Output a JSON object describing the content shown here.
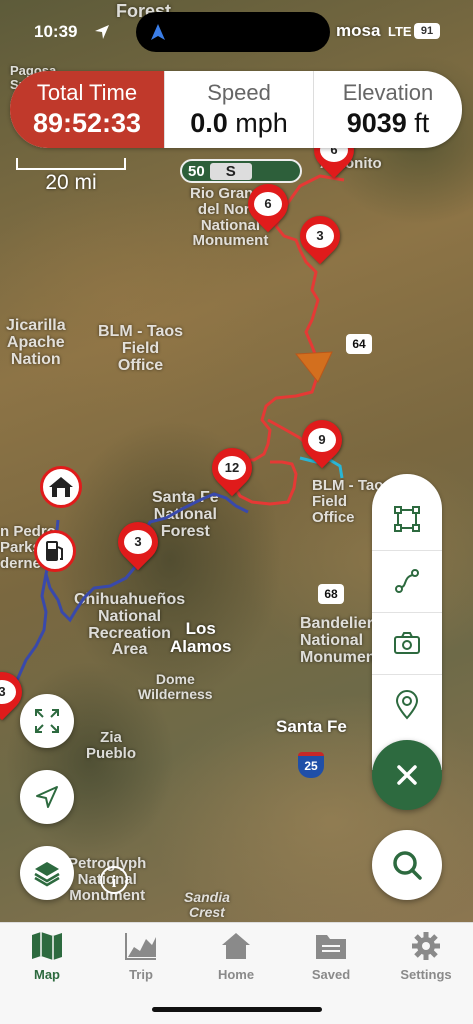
{
  "status_bar": {
    "time": "10:39",
    "network": "LTE",
    "battery": "91"
  },
  "stats": [
    {
      "label": "Total Time",
      "value": "89:52:33",
      "unit": ""
    },
    {
      "label": "Speed",
      "value": "0.0",
      "unit": "mph"
    },
    {
      "label": "Elevation",
      "value": "9039",
      "unit": "ft"
    }
  ],
  "scale": {
    "label": "20 mi"
  },
  "highway_shield": {
    "number": "50",
    "letter": "S"
  },
  "map_labels": {
    "forest_top": "Forest",
    "mosa": "mosa",
    "pagosa": "Pagosa\nSprings",
    "rio_grande": "Rio Grande\ndel Norte\nNational\nMonument",
    "antonito": "Antonito",
    "jicarilla": "Jicarilla\nApache\nNation",
    "blm_taos": "BLM - Taos\nField\nOffice",
    "route_64": "64",
    "santa_fe_nf": "Santa Fe\nNational\nForest",
    "blm_right": "BLM - Taos\nField\nOffice",
    "san_pedro": "n Pedro\nParks\nderness",
    "chihuahueños": "Chihuahueños\nNational\nRecreation\nArea",
    "route_68": "68",
    "los_alamos": "Los\nAlamos",
    "bandelier": "Bandelier\nNational\nMonument",
    "dome": "Dome\nWilderness",
    "zia": "Zia\nPueblo",
    "santa_fe": "Santa Fe",
    "route_25": "25",
    "petroglyph": "Petroglyph\nNational\nMonument",
    "sandia": "Sandia\nCrest"
  },
  "pins": [
    "6",
    "6",
    "3",
    "9",
    "12",
    "3",
    "3"
  ],
  "colors": {
    "accent_green": "#2d6a3f",
    "pin_red": "#e01b1b",
    "total_time_red": "#c0392b",
    "route_red": "#e53935",
    "route_blue": "#3949ab",
    "route_cyan": "#29b6d6"
  },
  "tabs": [
    {
      "label": "Map",
      "icon": "map-icon",
      "active": true
    },
    {
      "label": "Trip",
      "icon": "chart-icon",
      "active": false
    },
    {
      "label": "Home",
      "icon": "home-icon",
      "active": false
    },
    {
      "label": "Saved",
      "icon": "folder-icon",
      "active": false
    },
    {
      "label": "Settings",
      "icon": "gear-icon",
      "active": false
    }
  ]
}
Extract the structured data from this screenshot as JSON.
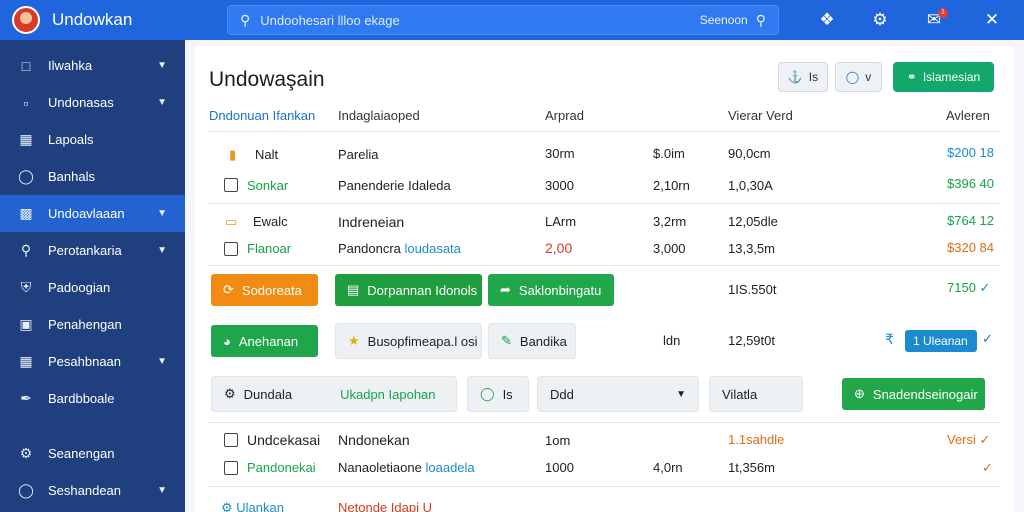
{
  "app": {
    "title": "Undowkan"
  },
  "search": {
    "placeholder": "Undoohesari llloo ekage",
    "button_label": "Seenoon"
  },
  "topbar": {
    "icon1": "settings-alt-icon",
    "icon2": "gear-icon",
    "icon3": "notification-icon",
    "icon4": "close-icon",
    "badge": "1"
  },
  "sidebar": {
    "items": [
      {
        "label": "Ilwahka",
        "icon": "file-icon",
        "has_chevron": true
      },
      {
        "label": "Undonasas",
        "icon": "folder-icon",
        "has_chevron": true
      },
      {
        "label": "Lapoals",
        "icon": "grid-icon",
        "has_chevron": false
      },
      {
        "label": "Banhals",
        "icon": "circle-icon",
        "has_chevron": false
      },
      {
        "label": "Undoavlaaan",
        "icon": "doc-icon",
        "has_chevron": true,
        "active": true
      },
      {
        "label": "Perotankaria",
        "icon": "search-icon",
        "has_chevron": true
      },
      {
        "label": "Padoogian",
        "icon": "shield-icon",
        "has_chevron": false
      },
      {
        "label": "Penahengan",
        "icon": "monitor-icon",
        "has_chevron": false
      },
      {
        "label": "Pesahbnaan",
        "icon": "table-icon",
        "has_chevron": true
      },
      {
        "label": "Bardbboale",
        "icon": "pen-icon",
        "has_chevron": false
      }
    ],
    "bottom": [
      {
        "label": "Seanengan",
        "icon": "settings-icon",
        "has_chevron": false
      },
      {
        "label": "Seshandean",
        "icon": "circle-icon",
        "has_chevron": true
      }
    ]
  },
  "main": {
    "title": "Undowaşain",
    "header_buttons": {
      "btn1": "Is",
      "btn2": "v",
      "btn3": "Islamesian"
    },
    "columns": [
      "Dndonuan Ifankan",
      "Indaglaiaoped",
      "Arprad",
      "Vierar Verd",
      "Avleren"
    ],
    "group1": {
      "row1": {
        "name": "Nalt",
        "desc": "Parelia",
        "c1": "30rm",
        "c2": "$.0im",
        "c3": "90,0cm",
        "amount": "$200 18"
      },
      "row2": {
        "name": "Sonkar",
        "desc": "Panenderie Idaleda",
        "c1": "3000",
        "c2": "2,10rn",
        "c3": "1,0,30A",
        "amount": "$396 40"
      }
    },
    "group2": {
      "row1": {
        "name": "Ewalc",
        "desc": "Indreneian",
        "c1": "LArm",
        "c2": "3,2rm",
        "c3": "12,05dle",
        "amount": "$764 12"
      },
      "row2": {
        "name": "Flanoar",
        "desc": "Pandoncra",
        "desc_link": "loudasata",
        "c1": "2,00",
        "c2": "3,000",
        "c3": "13,3,5m",
        "amount": "$320 84"
      }
    },
    "actions1": {
      "btn1": "Sodoreata",
      "btn2": "Dorpannan Idonols",
      "btn3": "Saklonbingatu",
      "value": "1IS.550t",
      "amount": "7150"
    },
    "actions2": {
      "btn1": "Anehanan",
      "btn2": "Busopfimeapa.l osi",
      "btn3": "Bandika",
      "c1": "ldn",
      "value": "12,59t0t",
      "chip": "1 Uleanan"
    },
    "filter": {
      "box1": "Dundala",
      "box1_link": "Ukadpn Iapohan",
      "box2": "Is",
      "select": "Ddd",
      "box3": "Vilatla",
      "button": "Snadendseinogair"
    },
    "group3": {
      "row1": {
        "name": "Undcekasai",
        "desc": "Nndonekan",
        "c1": "1om",
        "c3": "1.1sahdle",
        "amount": "Versi"
      },
      "row2": {
        "name": "Pandonekai",
        "desc": "Nanaoletiaone",
        "desc_link": "loaadela",
        "c1": "1000",
        "c2": "4,0rn",
        "c3": "1t,356m"
      }
    },
    "footer": {
      "left": "Ulankan",
      "right": "Netonde Idapi U"
    }
  }
}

Required work: Only the number is wanted: how many lines contain the string "nField"?

Answer to this problem: 2